=== Dataset content ===
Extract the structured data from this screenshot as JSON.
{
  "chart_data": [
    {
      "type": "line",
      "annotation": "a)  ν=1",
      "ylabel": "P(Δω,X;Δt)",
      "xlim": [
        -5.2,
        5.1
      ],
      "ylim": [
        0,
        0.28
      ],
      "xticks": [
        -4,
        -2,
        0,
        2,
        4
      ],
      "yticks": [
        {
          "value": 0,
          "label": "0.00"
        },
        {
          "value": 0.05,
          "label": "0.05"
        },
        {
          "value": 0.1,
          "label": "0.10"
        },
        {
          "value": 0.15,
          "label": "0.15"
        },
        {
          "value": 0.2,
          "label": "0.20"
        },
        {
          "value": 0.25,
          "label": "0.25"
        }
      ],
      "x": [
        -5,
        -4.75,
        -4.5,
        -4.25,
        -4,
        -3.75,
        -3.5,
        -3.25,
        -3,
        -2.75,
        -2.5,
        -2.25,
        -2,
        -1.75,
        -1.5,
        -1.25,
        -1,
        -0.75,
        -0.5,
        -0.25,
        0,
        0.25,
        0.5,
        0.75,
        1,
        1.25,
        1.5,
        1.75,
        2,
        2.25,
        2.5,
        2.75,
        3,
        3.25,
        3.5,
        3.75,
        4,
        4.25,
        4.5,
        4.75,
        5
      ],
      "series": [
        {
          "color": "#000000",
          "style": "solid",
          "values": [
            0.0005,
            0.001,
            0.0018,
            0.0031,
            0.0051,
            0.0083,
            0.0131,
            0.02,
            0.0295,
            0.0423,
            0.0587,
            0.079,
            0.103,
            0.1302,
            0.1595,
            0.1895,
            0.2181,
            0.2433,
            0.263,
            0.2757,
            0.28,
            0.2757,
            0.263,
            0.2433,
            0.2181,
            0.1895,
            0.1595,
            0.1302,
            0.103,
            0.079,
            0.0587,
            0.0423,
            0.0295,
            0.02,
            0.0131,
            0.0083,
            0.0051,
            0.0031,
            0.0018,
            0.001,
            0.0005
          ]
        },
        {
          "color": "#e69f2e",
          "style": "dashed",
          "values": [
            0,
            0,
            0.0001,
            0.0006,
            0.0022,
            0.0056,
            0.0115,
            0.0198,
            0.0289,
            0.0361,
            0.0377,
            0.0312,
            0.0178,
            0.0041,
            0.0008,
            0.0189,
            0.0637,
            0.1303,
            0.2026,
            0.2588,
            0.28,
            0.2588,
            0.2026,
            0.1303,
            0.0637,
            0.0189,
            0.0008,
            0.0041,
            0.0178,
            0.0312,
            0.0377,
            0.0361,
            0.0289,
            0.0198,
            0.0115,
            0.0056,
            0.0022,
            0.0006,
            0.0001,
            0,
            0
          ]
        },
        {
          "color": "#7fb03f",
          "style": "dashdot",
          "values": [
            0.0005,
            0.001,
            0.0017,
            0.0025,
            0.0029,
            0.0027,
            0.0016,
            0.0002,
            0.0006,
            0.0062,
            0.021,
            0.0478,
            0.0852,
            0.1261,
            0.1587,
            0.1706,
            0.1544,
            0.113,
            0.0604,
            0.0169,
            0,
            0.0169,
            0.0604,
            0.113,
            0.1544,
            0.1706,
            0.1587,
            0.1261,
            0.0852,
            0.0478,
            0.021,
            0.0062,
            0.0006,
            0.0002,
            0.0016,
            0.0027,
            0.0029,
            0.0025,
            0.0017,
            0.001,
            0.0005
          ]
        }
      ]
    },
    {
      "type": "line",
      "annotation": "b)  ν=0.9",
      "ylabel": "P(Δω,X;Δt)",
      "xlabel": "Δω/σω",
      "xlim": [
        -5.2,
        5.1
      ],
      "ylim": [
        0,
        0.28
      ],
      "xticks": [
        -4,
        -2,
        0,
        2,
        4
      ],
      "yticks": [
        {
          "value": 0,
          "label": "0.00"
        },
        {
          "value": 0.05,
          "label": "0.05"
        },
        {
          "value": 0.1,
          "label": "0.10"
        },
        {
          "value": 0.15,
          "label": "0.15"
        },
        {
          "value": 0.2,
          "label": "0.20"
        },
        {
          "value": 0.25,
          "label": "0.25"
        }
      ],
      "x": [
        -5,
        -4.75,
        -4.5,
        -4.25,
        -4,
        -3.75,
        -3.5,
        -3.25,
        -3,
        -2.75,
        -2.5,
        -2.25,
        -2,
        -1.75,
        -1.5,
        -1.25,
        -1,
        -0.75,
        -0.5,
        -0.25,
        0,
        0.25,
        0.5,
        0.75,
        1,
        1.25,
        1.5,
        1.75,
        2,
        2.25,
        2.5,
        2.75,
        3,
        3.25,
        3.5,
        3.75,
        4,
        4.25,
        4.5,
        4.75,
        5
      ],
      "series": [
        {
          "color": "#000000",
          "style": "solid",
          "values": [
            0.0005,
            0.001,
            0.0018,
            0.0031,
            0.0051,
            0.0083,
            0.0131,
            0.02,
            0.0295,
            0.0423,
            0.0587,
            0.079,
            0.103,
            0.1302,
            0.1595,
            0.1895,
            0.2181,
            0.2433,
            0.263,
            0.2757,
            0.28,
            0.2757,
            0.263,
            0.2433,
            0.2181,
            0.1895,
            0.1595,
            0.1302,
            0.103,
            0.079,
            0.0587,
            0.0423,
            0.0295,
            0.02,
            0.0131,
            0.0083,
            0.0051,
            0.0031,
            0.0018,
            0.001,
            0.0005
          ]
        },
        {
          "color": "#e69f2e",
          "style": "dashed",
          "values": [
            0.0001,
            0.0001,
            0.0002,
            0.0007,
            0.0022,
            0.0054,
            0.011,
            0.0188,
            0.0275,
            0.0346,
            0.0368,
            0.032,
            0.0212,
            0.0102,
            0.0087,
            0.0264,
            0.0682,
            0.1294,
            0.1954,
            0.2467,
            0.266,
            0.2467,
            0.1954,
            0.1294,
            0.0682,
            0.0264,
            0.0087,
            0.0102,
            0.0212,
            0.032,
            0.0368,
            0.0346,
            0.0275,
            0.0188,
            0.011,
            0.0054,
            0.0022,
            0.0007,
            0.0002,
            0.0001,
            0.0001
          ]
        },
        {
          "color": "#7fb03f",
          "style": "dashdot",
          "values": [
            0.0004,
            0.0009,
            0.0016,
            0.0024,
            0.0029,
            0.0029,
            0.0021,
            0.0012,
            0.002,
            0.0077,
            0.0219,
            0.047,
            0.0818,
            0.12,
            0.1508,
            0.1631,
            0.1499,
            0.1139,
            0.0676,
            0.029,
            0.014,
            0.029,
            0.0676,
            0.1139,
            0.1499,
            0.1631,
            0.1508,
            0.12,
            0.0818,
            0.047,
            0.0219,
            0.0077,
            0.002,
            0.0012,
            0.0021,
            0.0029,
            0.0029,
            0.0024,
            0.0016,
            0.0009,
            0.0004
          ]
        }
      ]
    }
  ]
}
===
=== Dataset content ===
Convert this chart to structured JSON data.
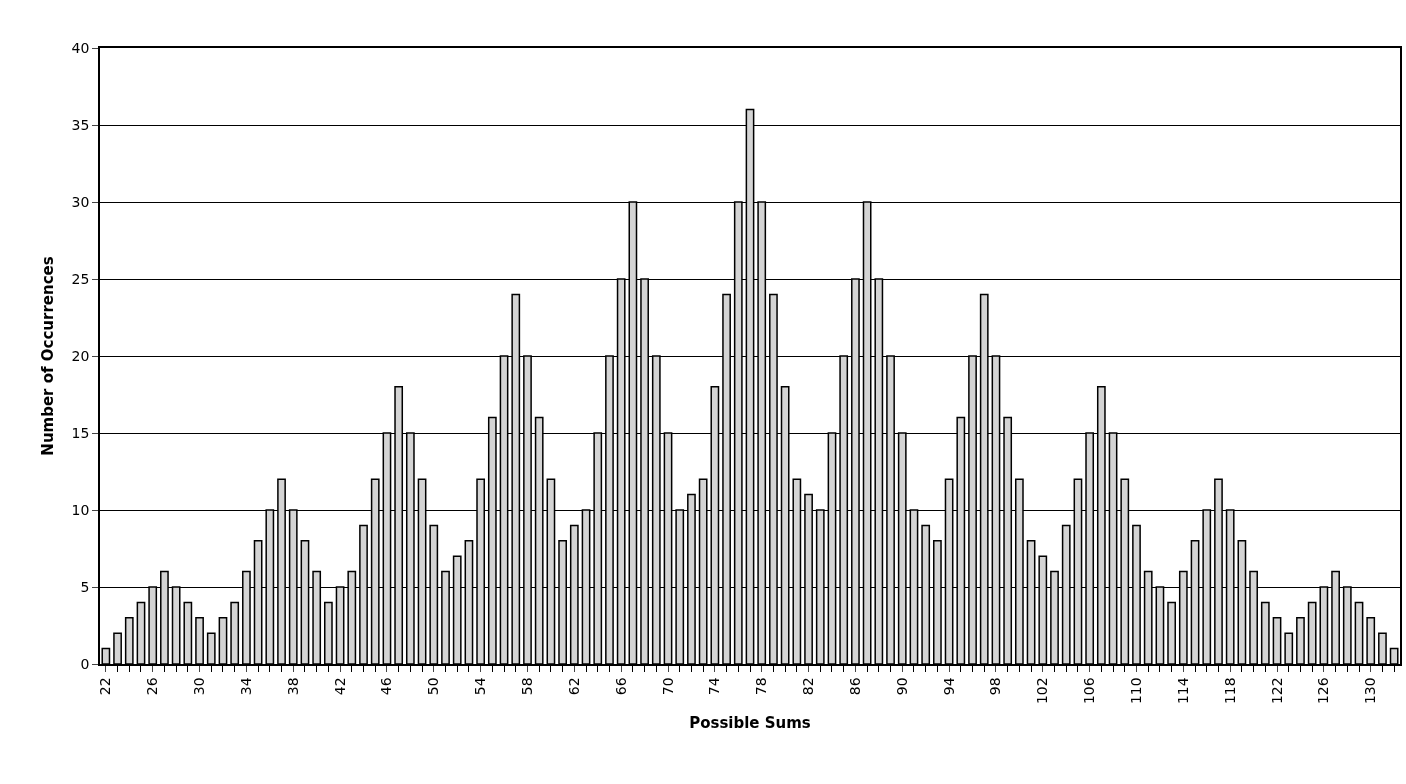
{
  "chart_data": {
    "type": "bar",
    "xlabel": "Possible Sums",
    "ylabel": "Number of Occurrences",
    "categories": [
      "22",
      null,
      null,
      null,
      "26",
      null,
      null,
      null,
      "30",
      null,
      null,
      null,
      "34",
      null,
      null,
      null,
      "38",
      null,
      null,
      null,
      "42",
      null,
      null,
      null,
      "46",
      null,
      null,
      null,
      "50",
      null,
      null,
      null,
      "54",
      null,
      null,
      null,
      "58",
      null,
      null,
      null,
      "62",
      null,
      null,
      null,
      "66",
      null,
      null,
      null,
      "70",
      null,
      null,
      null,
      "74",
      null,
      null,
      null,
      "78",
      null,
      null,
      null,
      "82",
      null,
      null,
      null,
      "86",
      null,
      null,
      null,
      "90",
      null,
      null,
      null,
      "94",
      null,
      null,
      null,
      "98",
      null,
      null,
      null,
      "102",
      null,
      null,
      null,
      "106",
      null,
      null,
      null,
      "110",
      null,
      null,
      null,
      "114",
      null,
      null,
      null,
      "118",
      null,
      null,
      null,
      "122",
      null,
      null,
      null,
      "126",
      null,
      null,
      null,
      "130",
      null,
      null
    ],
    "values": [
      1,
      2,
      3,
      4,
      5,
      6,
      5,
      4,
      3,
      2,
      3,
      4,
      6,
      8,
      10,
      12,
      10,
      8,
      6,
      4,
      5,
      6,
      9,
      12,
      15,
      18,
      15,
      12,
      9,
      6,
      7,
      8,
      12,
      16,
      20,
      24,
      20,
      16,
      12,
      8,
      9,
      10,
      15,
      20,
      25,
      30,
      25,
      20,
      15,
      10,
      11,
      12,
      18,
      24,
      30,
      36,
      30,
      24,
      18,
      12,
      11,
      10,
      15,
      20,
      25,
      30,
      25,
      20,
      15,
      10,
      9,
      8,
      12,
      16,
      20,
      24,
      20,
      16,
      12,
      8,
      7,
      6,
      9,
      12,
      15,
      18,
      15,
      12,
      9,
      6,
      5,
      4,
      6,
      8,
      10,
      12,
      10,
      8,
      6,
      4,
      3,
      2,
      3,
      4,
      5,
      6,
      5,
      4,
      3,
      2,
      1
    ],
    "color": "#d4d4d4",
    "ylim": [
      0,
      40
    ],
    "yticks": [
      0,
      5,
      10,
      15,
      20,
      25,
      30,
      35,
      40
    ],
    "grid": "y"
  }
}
===
What is expected: Which lines include the word "structured"? Copy every one of them.

Answer below:
Extract the structured data from this screenshot as JSON.
Convert this chart to structured JSON data.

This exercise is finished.